= DESCRIPTION OF THE TASK =
Return the entries below verbatim. Pictures stay out.

╭─ THE DATA

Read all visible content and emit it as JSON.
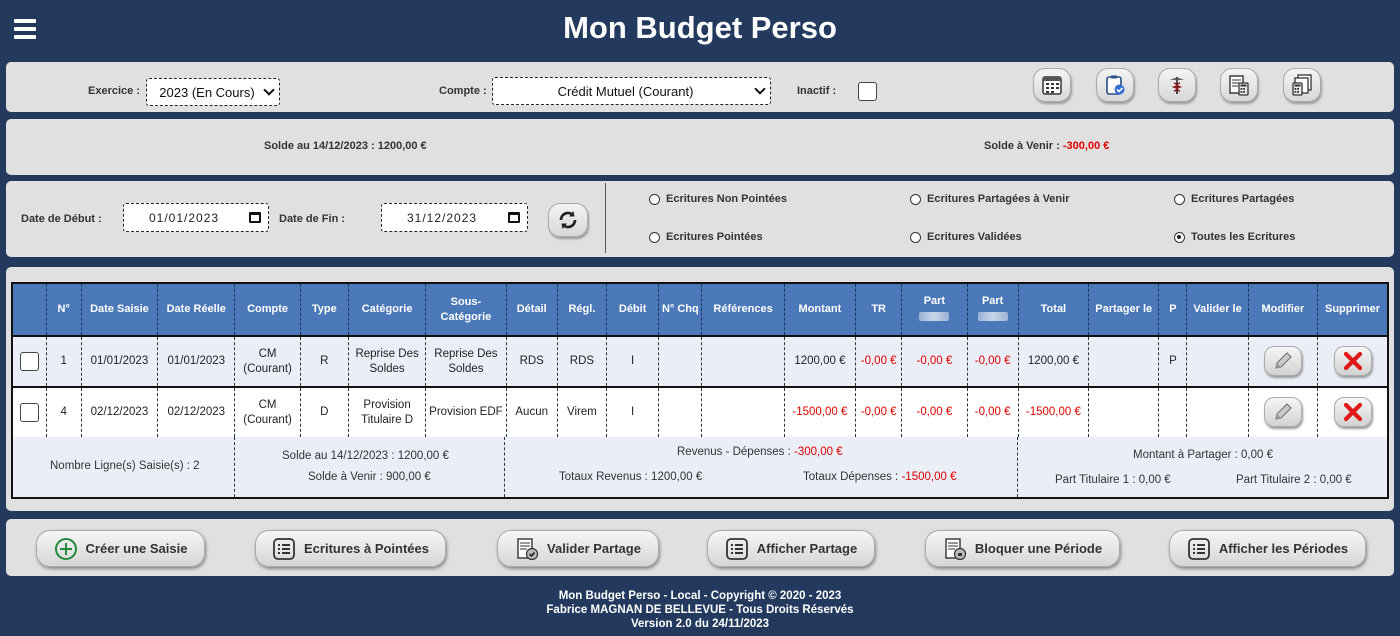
{
  "app": {
    "title": "Mon Budget Perso"
  },
  "filters": {
    "exercice_label": "Exercice :",
    "exercice_value": "2023 (En Cours)",
    "compte_label": "Compte :",
    "compte_value": "Crédit Mutuel (Courant)",
    "inactif_label": "Inactif :"
  },
  "toolbar": {
    "icons": [
      "calendar-grid-icon",
      "clipboard-check-icon",
      "caduceus-icon",
      "calculator-sheet-icon",
      "calculator-stack-icon"
    ]
  },
  "balance": {
    "solde_label": "Solde au 14/12/2023 : 1200,00 €",
    "avenir_label": "Solde à Venir :",
    "avenir_value": "-300,00 €"
  },
  "dates": {
    "debut_label": "Date de Début :",
    "debut_value": "01/01/2023",
    "fin_label": "Date de Fin :",
    "fin_value": "31/12/2023"
  },
  "radios": [
    {
      "label": "Ecritures Non Pointées",
      "checked": false
    },
    {
      "label": "Ecritures Partagées à Venir",
      "checked": false
    },
    {
      "label": "Ecritures Partagées",
      "checked": false
    },
    {
      "label": "Ecritures Pointées",
      "checked": false
    },
    {
      "label": "Ecritures Validées",
      "checked": false
    },
    {
      "label": "Toutes les Ecritures",
      "checked": true
    }
  ],
  "table": {
    "headers": [
      "",
      "N°",
      "Date Saisie",
      "Date Réelle",
      "Compte",
      "Type",
      "Catégorie",
      "Sous-Catégorie",
      "Détail",
      "Régl.",
      "Débit",
      "N° Chq",
      "Références",
      "Montant",
      "TR",
      "Part",
      "Part",
      "Total",
      "Partager le",
      "P",
      "Valider le",
      "Modifier",
      "Supprimer"
    ],
    "rows": [
      {
        "num": "1",
        "date_saisie": "01/01/2023",
        "date_reelle": "01/01/2023",
        "compte": "CM (Courant)",
        "type": "R",
        "categorie": "Reprise Des Soldes",
        "sous_categorie": "Reprise Des Soldes",
        "detail": "RDS",
        "regl": "RDS",
        "debit": "I",
        "chq": "",
        "references": "",
        "montant": "1200,00 €",
        "tr": "-0,00 €",
        "part1": "-0,00 €",
        "part2": "-0,00 €",
        "total": "1200,00 €",
        "partager": "",
        "p": "P",
        "valider": ""
      },
      {
        "num": "4",
        "date_saisie": "02/12/2023",
        "date_reelle": "02/12/2023",
        "compte": "CM (Courant)",
        "type": "D",
        "categorie": "Provision Titulaire D",
        "sous_categorie": "Provision EDF",
        "detail": "Aucun",
        "regl": "Virem",
        "debit": "I",
        "chq": "",
        "references": "",
        "montant": "-1500,00 €",
        "tr": "-0,00 €",
        "part1": "-0,00 €",
        "part2": "-0,00 €",
        "total": "-1500,00 €",
        "partager": "",
        "p": "",
        "valider": ""
      }
    ]
  },
  "summary": {
    "nb_lignes": "Nombre Ligne(s) Saisie(s) : 2",
    "solde": "Solde au 14/12/2023 : 1200,00 €",
    "solde_avenir": "Solde à Venir : 900,00 €",
    "rev_dep_label": "Revenus - Dépenses :",
    "rev_dep_value": "-300,00 €",
    "totaux_revenus": "Totaux Revenus : 1200,00 €",
    "totaux_depenses_label": "Totaux Dépenses :",
    "totaux_depenses_value": "-1500,00 €",
    "montant_partager": "Montant à Partager : 0,00 €",
    "part_titulaire_1": "Part Titulaire 1 : 0,00 €",
    "part_titulaire_2": "Part Titulaire 2 : 0,00 €"
  },
  "actions": {
    "create": "Créer une Saisie",
    "pointees": "Ecritures à Pointées",
    "valider_partage": "Valider Partage",
    "afficher_partage": "Afficher Partage",
    "bloquer": "Bloquer une Période",
    "afficher_periodes": "Afficher les Périodes"
  },
  "footer": {
    "line1": "Mon Budget Perso - Local - Copyright © 2020 - 2023",
    "line2": "Fabrice MAGNAN DE BELLEVUE - Tous Droits Réservés",
    "line3": "Version 2.0 du 24/11/2023"
  },
  "colors": {
    "background": "#233a5e",
    "panel": "#e0e0e0",
    "table_header": "#4a78b8",
    "negative": "#e00000"
  }
}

╰─

= TASK ANSWER =
Read all visible content and emit it as JSON.
{
  "app": {
    "title": "Mon Budget Perso"
  },
  "filters": {
    "exercice_label": "Exercice :",
    "exercice_value": "2023 (En Cours)",
    "compte_label": "Compte :",
    "compte_value": "Crédit Mutuel (Courant)",
    "inactif_label": "Inactif :"
  },
  "toolbar": {
    "icons": [
      "calendar-grid-icon",
      "clipboard-check-icon",
      "caduceus-icon",
      "calculator-sheet-icon",
      "calculator-stack-icon"
    ]
  },
  "balance": {
    "solde_label": "Solde au 14/12/2023 : 1200,00 €",
    "avenir_label": "Solde à Venir :",
    "avenir_value": "-300,00 €"
  },
  "dates": {
    "debut_label": "Date de Début :",
    "debut_value": "01/01/2023",
    "fin_label": "Date de Fin :",
    "fin_value": "31/12/2023"
  },
  "radios": [
    {
      "label": "Ecritures Non Pointées",
      "checked": false
    },
    {
      "label": "Ecritures Partagées à Venir",
      "checked": false
    },
    {
      "label": "Ecritures Partagées",
      "checked": false
    },
    {
      "label": "Ecritures Pointées",
      "checked": false
    },
    {
      "label": "Ecritures Validées",
      "checked": false
    },
    {
      "label": "Toutes les Ecritures",
      "checked": true
    }
  ],
  "table": {
    "headers": [
      "",
      "N°",
      "Date Saisie",
      "Date Réelle",
      "Compte",
      "Type",
      "Catégorie",
      "Sous-Catégorie",
      "Détail",
      "Régl.",
      "Débit",
      "N° Chq",
      "Références",
      "Montant",
      "TR",
      "Part",
      "Part",
      "Total",
      "Partager le",
      "P",
      "Valider le",
      "Modifier",
      "Supprimer"
    ],
    "rows": [
      {
        "num": "1",
        "date_saisie": "01/01/2023",
        "date_reelle": "01/01/2023",
        "compte": "CM (Courant)",
        "type": "R",
        "categorie": "Reprise Des Soldes",
        "sous_categorie": "Reprise Des Soldes",
        "detail": "RDS",
        "regl": "RDS",
        "debit": "I",
        "chq": "",
        "references": "",
        "montant": "1200,00 €",
        "tr": "-0,00 €",
        "part1": "-0,00 €",
        "part2": "-0,00 €",
        "total": "1200,00 €",
        "partager": "",
        "p": "P",
        "valider": ""
      },
      {
        "num": "4",
        "date_saisie": "02/12/2023",
        "date_reelle": "02/12/2023",
        "compte": "CM (Courant)",
        "type": "D",
        "categorie": "Provision Titulaire D",
        "sous_categorie": "Provision EDF",
        "detail": "Aucun",
        "regl": "Virem",
        "debit": "I",
        "chq": "",
        "references": "",
        "montant": "-1500,00 €",
        "tr": "-0,00 €",
        "part1": "-0,00 €",
        "part2": "-0,00 €",
        "total": "-1500,00 €",
        "partager": "",
        "p": "",
        "valider": ""
      }
    ]
  },
  "summary": {
    "nb_lignes": "Nombre Ligne(s) Saisie(s) : 2",
    "solde": "Solde au 14/12/2023 : 1200,00 €",
    "solde_avenir": "Solde à Venir : 900,00 €",
    "rev_dep_label": "Revenus - Dépenses :",
    "rev_dep_value": "-300,00 €",
    "totaux_revenus": "Totaux Revenus : 1200,00 €",
    "totaux_depenses_label": "Totaux Dépenses :",
    "totaux_depenses_value": "-1500,00 €",
    "montant_partager": "Montant à Partager : 0,00 €",
    "part_titulaire_1": "Part Titulaire 1 : 0,00 €",
    "part_titulaire_2": "Part Titulaire 2 : 0,00 €"
  },
  "actions": {
    "create": "Créer une Saisie",
    "pointees": "Ecritures à Pointées",
    "valider_partage": "Valider Partage",
    "afficher_partage": "Afficher Partage",
    "bloquer": "Bloquer une Période",
    "afficher_periodes": "Afficher les Périodes"
  },
  "footer": {
    "line1": "Mon Budget Perso - Local - Copyright © 2020 - 2023",
    "line2": "Fabrice MAGNAN DE BELLEVUE - Tous Droits Réservés",
    "line3": "Version 2.0 du 24/11/2023"
  },
  "colors": {
    "background": "#233a5e",
    "panel": "#e0e0e0",
    "table_header": "#4a78b8",
    "negative": "#e00000"
  }
}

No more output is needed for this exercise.